Collected data entries:
begin

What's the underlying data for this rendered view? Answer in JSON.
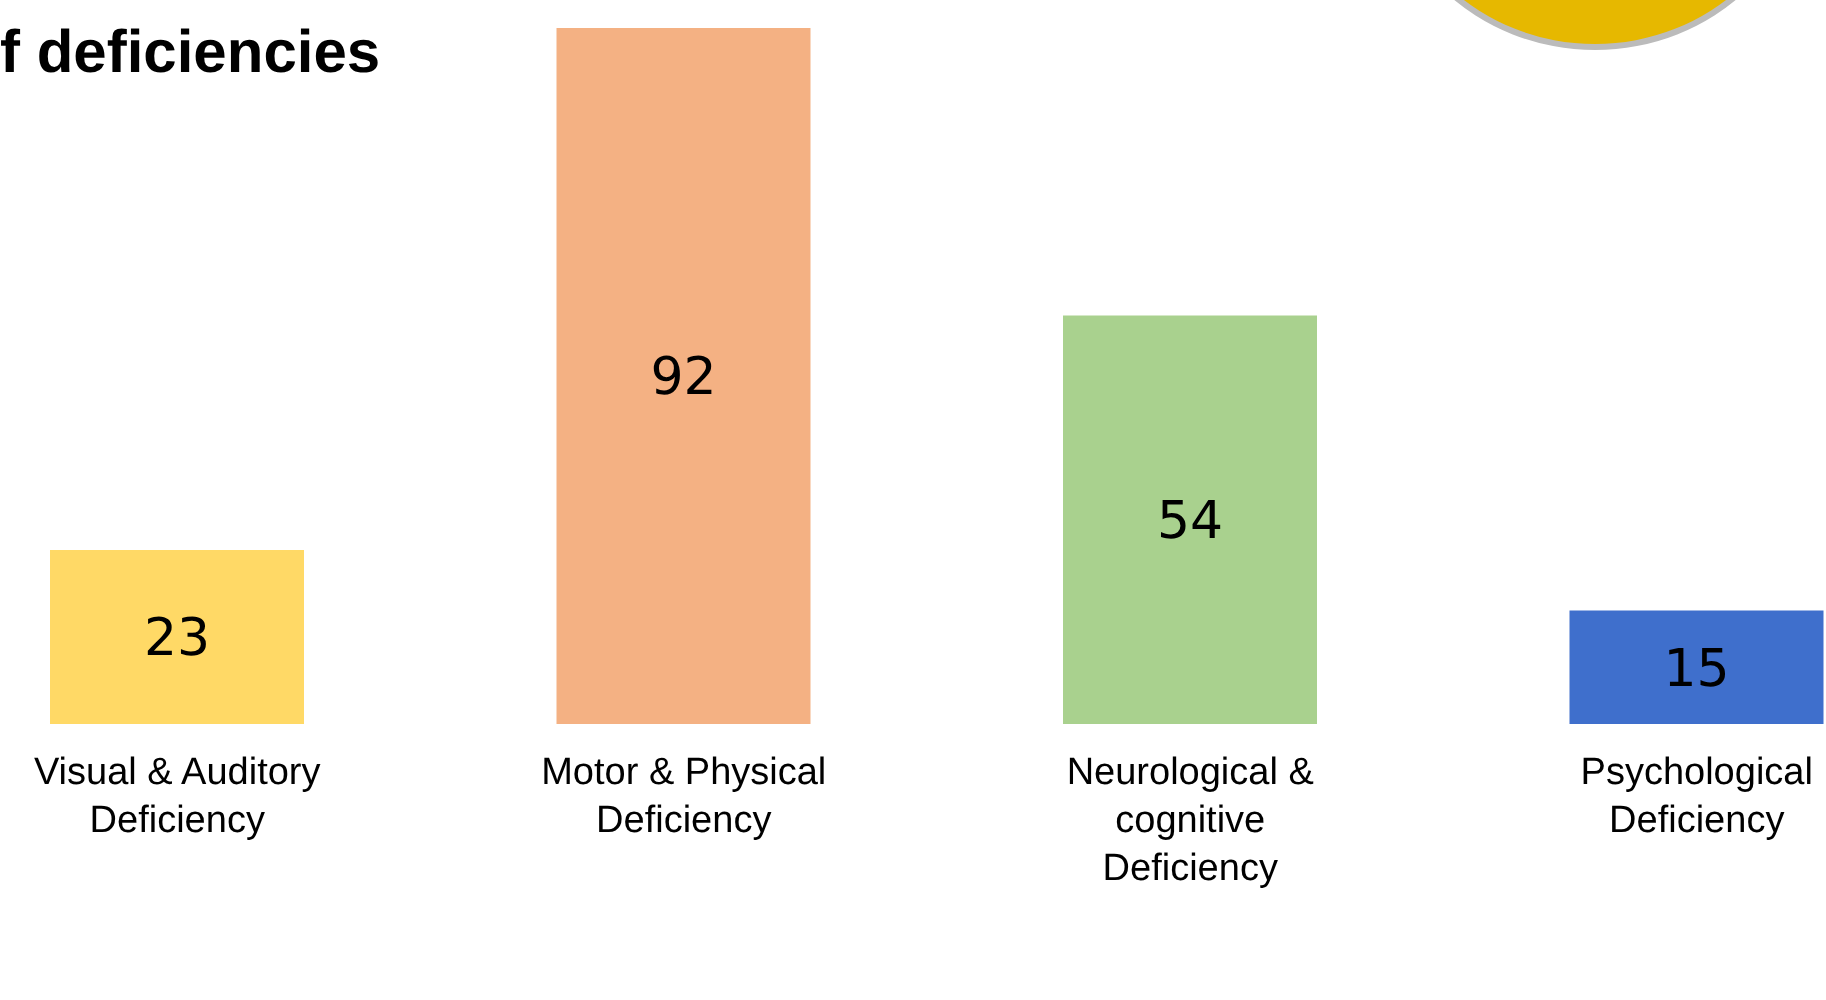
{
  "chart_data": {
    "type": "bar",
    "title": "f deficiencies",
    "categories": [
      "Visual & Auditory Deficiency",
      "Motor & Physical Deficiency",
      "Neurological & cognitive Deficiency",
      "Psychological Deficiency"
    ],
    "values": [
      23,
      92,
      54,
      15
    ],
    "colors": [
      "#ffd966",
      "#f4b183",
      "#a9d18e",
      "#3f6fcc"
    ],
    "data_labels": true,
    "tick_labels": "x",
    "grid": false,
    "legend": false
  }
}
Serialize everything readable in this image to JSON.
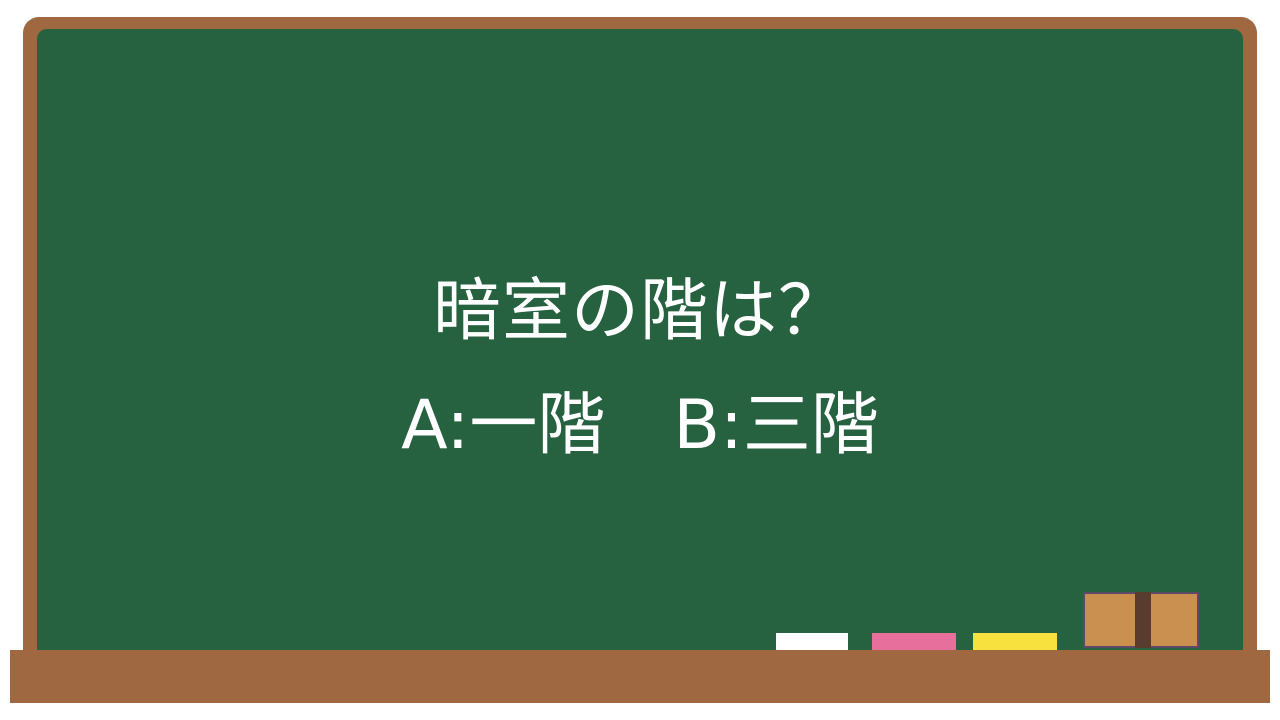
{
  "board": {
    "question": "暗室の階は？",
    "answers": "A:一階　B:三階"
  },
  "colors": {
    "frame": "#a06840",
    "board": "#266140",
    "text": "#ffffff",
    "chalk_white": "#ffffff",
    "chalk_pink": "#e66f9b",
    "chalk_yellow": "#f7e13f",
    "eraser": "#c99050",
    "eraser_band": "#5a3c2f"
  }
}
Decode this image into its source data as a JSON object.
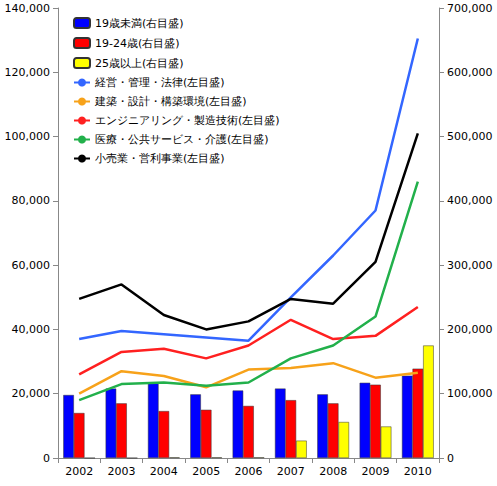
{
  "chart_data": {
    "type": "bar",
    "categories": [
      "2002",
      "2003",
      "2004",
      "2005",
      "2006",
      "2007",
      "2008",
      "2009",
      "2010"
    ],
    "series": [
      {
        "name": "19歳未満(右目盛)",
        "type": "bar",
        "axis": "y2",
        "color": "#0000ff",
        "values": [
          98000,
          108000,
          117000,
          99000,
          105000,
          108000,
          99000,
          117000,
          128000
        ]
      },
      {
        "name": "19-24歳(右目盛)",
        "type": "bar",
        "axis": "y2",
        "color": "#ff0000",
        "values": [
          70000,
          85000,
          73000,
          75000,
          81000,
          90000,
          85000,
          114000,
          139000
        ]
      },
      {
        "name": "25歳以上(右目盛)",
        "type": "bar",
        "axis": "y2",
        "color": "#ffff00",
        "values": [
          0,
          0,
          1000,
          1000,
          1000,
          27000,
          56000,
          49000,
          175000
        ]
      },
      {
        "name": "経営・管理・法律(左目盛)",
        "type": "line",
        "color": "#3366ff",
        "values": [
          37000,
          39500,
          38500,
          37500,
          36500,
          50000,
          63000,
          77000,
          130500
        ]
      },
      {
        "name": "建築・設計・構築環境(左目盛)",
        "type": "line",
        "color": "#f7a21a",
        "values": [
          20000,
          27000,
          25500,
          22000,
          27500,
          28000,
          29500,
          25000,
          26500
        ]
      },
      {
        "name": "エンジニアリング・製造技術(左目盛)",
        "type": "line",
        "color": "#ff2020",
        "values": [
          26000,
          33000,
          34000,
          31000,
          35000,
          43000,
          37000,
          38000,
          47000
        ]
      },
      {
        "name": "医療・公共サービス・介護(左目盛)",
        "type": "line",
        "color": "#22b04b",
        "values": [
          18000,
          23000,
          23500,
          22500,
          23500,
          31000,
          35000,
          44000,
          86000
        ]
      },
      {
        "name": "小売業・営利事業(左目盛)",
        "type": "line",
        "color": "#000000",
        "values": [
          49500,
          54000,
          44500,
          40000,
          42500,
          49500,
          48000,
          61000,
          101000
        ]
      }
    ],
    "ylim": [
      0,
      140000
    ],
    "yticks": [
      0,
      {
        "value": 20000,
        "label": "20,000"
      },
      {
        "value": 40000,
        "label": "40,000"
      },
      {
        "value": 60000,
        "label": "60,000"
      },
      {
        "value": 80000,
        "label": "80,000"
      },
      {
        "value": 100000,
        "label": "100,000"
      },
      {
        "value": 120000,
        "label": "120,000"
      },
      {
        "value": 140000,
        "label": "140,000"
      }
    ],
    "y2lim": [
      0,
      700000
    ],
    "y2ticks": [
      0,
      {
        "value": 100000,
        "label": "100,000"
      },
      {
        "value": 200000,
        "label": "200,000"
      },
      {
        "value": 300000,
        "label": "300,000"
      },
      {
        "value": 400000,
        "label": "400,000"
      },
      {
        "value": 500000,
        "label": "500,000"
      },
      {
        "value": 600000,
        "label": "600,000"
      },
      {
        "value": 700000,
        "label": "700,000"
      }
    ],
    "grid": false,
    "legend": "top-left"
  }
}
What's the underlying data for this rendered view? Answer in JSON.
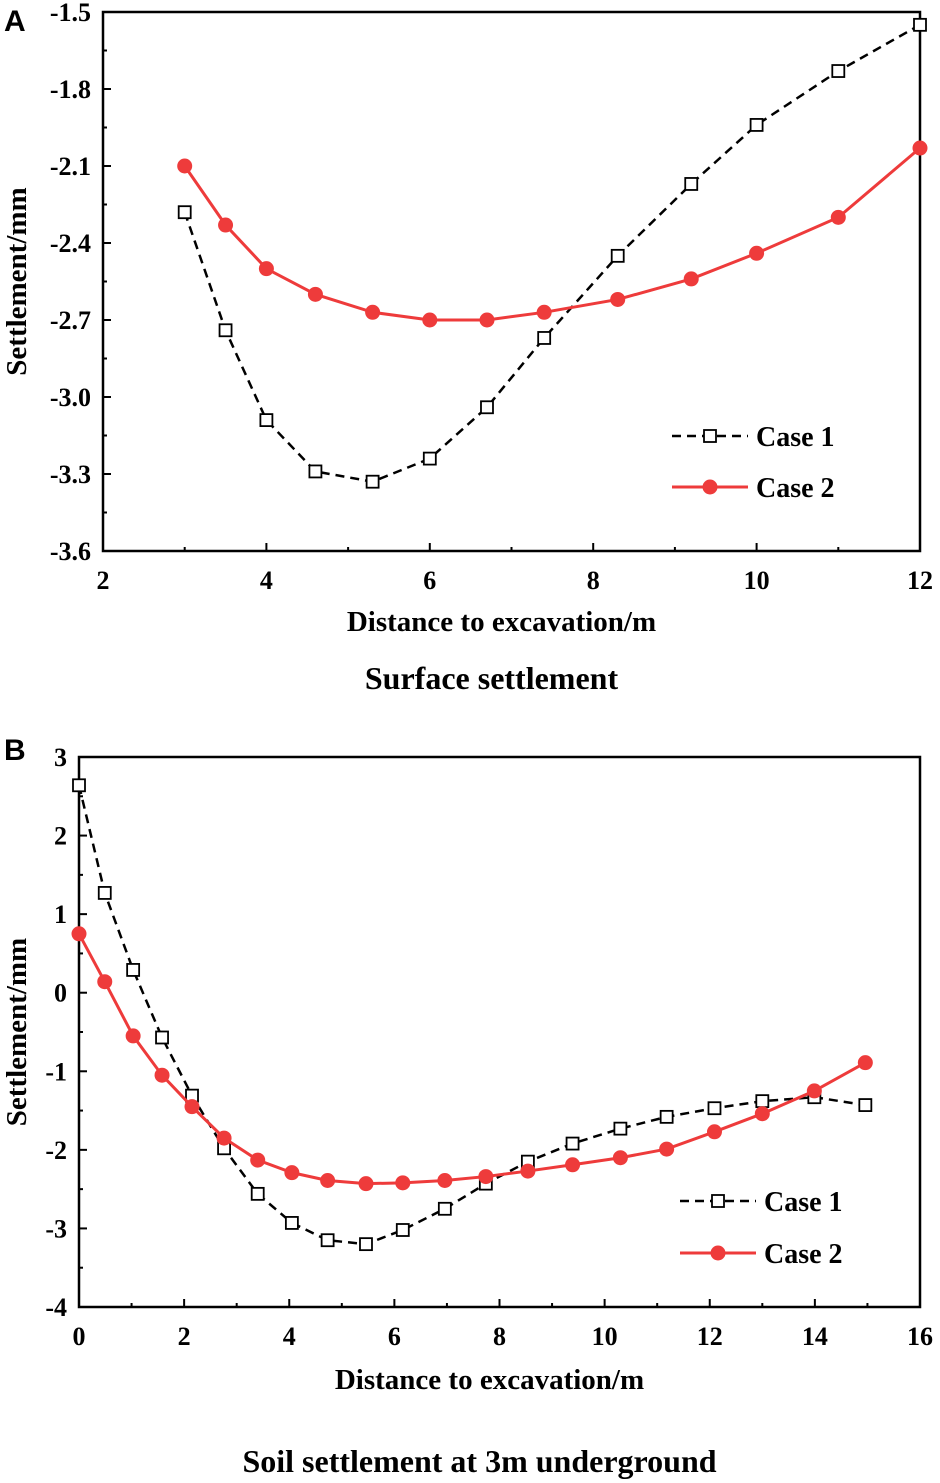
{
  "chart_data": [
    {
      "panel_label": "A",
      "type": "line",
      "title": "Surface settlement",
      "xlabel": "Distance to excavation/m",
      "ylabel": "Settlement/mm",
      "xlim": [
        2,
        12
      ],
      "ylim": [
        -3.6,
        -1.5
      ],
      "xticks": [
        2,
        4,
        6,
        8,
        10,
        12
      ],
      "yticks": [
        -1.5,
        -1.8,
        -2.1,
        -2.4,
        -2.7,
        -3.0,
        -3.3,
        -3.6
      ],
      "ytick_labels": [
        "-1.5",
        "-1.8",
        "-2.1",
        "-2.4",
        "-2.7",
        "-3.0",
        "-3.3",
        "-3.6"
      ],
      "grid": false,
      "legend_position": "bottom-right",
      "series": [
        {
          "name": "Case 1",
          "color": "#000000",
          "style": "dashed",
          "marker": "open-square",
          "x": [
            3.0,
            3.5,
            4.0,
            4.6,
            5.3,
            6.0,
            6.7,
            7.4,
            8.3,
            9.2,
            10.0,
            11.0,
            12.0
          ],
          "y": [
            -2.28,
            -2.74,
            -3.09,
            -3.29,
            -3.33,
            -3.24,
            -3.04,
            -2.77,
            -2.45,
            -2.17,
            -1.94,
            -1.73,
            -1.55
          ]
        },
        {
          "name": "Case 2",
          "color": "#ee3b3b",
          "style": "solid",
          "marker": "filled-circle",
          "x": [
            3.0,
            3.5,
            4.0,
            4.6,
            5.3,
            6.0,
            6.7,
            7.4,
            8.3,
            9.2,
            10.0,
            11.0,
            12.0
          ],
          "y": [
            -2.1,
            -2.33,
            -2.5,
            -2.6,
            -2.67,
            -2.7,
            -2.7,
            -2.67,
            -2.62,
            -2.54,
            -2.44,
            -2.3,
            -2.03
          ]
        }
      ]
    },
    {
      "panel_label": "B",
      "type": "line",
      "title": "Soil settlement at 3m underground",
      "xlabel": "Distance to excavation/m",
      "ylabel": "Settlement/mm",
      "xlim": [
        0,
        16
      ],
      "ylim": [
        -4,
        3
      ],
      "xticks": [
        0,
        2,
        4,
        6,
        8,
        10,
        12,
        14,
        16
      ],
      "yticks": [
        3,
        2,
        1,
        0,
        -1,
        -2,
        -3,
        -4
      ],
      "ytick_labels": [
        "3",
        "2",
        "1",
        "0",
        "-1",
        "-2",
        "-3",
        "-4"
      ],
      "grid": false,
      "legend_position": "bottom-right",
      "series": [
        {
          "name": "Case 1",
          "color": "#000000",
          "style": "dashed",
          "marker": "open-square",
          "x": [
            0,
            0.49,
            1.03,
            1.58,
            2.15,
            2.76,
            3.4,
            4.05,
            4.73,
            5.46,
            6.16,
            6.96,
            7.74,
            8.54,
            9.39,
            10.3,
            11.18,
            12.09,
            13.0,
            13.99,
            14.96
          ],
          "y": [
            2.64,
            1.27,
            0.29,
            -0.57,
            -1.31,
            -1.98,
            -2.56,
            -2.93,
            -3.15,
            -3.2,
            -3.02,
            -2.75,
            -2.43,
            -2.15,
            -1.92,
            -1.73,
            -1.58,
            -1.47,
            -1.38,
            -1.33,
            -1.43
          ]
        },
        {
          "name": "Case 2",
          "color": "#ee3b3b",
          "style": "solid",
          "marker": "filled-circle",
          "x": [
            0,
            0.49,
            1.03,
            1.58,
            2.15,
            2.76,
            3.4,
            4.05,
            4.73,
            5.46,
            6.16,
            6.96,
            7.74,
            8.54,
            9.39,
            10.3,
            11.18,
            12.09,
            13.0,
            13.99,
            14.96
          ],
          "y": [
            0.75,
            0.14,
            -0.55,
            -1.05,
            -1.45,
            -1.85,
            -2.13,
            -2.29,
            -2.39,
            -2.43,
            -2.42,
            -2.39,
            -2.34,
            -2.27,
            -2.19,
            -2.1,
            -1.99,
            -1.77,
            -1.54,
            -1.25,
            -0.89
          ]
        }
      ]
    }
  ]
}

end

REQUIRED WORK:
In the listing above, locate each line with "JSON" and copy it.

RESULT OF THE TASK:
What's the underlying data for this rendered view? Answer in JSON.
Serialize everything readable in this image to JSON.
Decode this image into its source data as a JSON object.
What's the underlying data for this rendered view? Answer in JSON.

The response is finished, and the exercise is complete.